§ **DATA LINES**
========================================
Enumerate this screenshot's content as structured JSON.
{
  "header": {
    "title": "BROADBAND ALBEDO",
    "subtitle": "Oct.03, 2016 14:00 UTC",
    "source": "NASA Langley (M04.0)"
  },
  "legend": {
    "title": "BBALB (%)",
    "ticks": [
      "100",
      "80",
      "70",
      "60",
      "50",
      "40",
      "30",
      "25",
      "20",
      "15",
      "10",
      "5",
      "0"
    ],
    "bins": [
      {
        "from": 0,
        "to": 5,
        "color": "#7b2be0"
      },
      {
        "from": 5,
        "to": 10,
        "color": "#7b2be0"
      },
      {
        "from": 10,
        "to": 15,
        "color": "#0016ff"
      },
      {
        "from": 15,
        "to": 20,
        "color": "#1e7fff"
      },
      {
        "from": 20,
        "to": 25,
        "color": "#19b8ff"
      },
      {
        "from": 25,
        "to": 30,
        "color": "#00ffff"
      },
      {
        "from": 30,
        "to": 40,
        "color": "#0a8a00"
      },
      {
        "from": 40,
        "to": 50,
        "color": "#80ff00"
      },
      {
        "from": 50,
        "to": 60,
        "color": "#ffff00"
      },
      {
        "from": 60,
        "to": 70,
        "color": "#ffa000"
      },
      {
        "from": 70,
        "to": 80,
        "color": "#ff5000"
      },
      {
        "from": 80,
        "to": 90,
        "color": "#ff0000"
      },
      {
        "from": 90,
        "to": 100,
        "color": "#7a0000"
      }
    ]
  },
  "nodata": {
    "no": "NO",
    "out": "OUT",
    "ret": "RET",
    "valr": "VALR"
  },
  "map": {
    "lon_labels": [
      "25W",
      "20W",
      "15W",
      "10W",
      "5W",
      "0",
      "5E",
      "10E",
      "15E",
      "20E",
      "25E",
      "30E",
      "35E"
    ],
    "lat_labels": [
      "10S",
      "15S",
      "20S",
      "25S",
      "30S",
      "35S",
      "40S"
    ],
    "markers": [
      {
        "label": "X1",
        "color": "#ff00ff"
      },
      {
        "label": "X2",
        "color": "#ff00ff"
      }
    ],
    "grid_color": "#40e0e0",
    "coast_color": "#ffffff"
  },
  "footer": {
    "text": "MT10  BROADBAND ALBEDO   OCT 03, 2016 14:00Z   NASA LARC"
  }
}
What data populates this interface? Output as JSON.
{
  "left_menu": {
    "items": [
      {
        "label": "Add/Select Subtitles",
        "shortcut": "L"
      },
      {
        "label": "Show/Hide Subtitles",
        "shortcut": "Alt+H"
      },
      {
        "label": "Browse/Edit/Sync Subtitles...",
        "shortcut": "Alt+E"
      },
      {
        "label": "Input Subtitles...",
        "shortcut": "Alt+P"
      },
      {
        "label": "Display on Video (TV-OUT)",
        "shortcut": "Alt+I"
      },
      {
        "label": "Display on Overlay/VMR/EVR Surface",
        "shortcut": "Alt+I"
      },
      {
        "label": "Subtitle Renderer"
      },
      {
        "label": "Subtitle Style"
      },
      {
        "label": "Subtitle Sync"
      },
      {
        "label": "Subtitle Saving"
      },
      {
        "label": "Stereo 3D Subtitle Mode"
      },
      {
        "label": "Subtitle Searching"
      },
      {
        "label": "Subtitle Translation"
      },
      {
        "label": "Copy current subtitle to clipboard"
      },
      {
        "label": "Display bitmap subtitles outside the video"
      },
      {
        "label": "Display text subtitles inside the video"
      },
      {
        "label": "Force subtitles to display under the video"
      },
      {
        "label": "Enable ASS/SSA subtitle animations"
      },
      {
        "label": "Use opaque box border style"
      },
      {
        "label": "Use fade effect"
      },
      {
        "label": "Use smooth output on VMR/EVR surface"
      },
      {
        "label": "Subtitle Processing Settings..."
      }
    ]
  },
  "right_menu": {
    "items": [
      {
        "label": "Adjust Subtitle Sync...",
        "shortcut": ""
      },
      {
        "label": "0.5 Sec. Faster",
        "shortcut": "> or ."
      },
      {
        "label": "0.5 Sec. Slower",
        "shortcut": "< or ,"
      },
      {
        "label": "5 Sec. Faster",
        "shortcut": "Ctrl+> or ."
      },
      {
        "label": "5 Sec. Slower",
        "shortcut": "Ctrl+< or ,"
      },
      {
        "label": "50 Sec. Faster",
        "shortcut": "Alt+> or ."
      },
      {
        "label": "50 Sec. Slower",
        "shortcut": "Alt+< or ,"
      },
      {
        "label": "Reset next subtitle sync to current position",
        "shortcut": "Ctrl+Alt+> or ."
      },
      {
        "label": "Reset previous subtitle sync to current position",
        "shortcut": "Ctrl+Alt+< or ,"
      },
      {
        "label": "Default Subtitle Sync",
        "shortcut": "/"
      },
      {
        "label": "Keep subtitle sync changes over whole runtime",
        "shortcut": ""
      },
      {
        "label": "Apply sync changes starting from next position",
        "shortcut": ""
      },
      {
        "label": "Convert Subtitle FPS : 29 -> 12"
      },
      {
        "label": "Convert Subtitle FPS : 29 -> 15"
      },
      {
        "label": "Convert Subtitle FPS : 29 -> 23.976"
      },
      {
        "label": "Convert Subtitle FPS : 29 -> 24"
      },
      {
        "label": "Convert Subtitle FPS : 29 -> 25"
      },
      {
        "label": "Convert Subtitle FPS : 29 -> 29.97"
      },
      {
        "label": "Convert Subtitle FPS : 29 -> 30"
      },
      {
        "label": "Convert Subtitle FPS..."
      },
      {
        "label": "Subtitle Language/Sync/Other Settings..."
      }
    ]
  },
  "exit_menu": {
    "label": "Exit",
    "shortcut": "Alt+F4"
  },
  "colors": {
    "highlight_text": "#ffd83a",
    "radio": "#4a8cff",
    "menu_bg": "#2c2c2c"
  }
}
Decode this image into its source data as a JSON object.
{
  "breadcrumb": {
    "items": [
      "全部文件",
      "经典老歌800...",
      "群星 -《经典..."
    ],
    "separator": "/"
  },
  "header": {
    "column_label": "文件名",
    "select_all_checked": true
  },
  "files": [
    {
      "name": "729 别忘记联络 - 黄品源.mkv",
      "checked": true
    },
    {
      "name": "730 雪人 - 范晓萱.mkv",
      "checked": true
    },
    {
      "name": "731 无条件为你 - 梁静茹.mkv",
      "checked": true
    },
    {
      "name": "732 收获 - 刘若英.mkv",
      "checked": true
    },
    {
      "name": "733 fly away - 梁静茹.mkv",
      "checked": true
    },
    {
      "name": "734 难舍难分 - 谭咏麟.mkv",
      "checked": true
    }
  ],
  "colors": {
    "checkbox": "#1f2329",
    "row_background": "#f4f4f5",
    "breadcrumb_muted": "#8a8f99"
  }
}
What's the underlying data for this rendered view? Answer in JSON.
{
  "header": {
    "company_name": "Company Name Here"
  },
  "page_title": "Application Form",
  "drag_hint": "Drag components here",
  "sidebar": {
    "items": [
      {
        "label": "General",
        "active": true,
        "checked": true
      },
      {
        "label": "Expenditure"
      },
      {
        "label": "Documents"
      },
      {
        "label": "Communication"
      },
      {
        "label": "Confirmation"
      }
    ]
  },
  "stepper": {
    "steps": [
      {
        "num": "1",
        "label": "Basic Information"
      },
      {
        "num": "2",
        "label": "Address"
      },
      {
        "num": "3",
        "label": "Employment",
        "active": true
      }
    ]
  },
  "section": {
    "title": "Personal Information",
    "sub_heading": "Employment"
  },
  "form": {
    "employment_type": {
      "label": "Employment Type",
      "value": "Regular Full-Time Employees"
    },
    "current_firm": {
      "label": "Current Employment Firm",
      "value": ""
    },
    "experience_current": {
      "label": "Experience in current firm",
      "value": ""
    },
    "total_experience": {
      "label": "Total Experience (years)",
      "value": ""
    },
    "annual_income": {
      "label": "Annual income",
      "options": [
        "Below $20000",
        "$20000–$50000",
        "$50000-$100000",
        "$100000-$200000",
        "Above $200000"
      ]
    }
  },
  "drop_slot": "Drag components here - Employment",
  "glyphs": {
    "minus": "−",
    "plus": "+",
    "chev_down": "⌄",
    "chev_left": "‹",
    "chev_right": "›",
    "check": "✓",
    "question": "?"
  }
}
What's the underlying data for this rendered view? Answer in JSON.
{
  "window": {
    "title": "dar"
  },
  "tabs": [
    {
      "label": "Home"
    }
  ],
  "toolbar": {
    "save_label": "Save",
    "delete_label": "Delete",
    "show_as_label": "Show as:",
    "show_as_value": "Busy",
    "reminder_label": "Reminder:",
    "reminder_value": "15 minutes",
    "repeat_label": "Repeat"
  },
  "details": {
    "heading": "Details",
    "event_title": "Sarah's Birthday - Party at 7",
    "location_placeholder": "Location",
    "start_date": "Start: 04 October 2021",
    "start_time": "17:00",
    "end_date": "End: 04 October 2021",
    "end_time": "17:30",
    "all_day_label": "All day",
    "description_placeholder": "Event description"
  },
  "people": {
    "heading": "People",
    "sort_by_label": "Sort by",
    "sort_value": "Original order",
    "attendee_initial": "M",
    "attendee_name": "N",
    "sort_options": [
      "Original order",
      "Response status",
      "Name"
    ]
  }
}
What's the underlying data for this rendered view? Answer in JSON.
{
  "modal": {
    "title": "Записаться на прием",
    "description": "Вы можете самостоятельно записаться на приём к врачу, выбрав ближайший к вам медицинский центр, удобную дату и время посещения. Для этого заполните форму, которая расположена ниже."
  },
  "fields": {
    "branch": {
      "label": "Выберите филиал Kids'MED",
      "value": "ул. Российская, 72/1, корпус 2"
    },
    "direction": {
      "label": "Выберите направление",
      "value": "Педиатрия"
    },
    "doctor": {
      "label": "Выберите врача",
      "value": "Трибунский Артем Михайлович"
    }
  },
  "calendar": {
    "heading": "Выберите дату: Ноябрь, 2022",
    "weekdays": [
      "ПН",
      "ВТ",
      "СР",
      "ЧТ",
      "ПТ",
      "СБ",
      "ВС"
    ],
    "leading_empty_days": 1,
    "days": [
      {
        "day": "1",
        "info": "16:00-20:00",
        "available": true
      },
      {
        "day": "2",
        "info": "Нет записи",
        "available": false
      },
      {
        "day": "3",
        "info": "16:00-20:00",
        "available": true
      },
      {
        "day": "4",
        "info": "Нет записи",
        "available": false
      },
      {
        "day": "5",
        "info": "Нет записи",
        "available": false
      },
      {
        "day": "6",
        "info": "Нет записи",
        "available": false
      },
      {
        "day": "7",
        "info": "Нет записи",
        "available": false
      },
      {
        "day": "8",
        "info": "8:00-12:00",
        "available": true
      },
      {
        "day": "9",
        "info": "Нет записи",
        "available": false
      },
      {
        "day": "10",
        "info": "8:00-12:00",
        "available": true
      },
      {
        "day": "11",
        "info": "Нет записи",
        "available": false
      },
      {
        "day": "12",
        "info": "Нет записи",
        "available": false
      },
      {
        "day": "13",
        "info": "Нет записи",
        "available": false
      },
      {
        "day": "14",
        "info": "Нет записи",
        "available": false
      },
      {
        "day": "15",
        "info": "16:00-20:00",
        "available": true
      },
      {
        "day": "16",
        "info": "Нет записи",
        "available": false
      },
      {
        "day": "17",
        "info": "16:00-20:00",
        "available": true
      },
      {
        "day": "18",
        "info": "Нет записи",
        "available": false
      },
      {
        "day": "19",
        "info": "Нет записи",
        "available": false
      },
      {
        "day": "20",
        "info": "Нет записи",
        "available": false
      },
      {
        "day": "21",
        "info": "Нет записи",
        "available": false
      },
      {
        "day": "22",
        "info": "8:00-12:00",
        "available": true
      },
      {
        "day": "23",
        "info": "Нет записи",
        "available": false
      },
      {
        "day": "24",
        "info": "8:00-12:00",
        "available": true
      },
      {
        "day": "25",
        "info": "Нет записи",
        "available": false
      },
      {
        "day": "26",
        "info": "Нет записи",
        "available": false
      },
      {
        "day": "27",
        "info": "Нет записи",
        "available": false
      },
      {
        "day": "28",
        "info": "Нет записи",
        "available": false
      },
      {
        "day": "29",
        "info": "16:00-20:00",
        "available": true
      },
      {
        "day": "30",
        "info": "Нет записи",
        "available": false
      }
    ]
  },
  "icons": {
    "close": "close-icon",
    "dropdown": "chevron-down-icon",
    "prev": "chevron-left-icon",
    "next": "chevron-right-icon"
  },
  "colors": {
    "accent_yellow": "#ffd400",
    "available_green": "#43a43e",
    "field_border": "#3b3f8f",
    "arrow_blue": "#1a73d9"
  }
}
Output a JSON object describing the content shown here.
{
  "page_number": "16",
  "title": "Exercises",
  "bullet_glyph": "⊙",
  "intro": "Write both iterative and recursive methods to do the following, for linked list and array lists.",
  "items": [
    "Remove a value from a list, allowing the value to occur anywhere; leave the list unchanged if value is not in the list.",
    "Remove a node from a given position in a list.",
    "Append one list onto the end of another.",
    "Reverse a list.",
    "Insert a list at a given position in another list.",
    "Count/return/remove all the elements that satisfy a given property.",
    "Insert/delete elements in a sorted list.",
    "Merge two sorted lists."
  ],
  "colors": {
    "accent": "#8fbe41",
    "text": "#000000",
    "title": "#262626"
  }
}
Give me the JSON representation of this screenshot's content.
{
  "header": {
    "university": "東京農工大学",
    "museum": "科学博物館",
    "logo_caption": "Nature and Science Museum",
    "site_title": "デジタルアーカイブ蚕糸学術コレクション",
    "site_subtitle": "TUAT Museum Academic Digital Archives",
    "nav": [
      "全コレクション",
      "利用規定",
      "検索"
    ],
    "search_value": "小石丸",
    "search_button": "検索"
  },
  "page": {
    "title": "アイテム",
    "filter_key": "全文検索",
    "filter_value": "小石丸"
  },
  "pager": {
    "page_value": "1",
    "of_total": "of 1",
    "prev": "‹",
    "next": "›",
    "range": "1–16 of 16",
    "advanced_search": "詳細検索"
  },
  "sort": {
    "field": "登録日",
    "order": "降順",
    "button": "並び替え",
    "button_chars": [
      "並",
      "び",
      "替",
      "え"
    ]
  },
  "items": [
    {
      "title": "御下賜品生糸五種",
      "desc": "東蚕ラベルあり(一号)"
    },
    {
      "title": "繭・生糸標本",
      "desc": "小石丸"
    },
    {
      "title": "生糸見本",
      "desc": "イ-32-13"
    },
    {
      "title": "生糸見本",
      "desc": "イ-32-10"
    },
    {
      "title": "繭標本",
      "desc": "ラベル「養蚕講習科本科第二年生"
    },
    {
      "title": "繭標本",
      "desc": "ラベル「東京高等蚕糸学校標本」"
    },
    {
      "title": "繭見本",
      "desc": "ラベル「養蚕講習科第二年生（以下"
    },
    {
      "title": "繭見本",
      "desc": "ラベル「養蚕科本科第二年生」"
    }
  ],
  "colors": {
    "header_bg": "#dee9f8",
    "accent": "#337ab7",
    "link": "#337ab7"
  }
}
========================================
§ **WHAT THE TASK ASKS**
Identify the lines in the entries above that contain "content", then copy them out.

§ **EXERCISE OUTPUT**
Enumerate this screenshot's content as structured JSON.
Output a JSON object describing the content shown here.
Give me the JSON representation of this screenshot's content.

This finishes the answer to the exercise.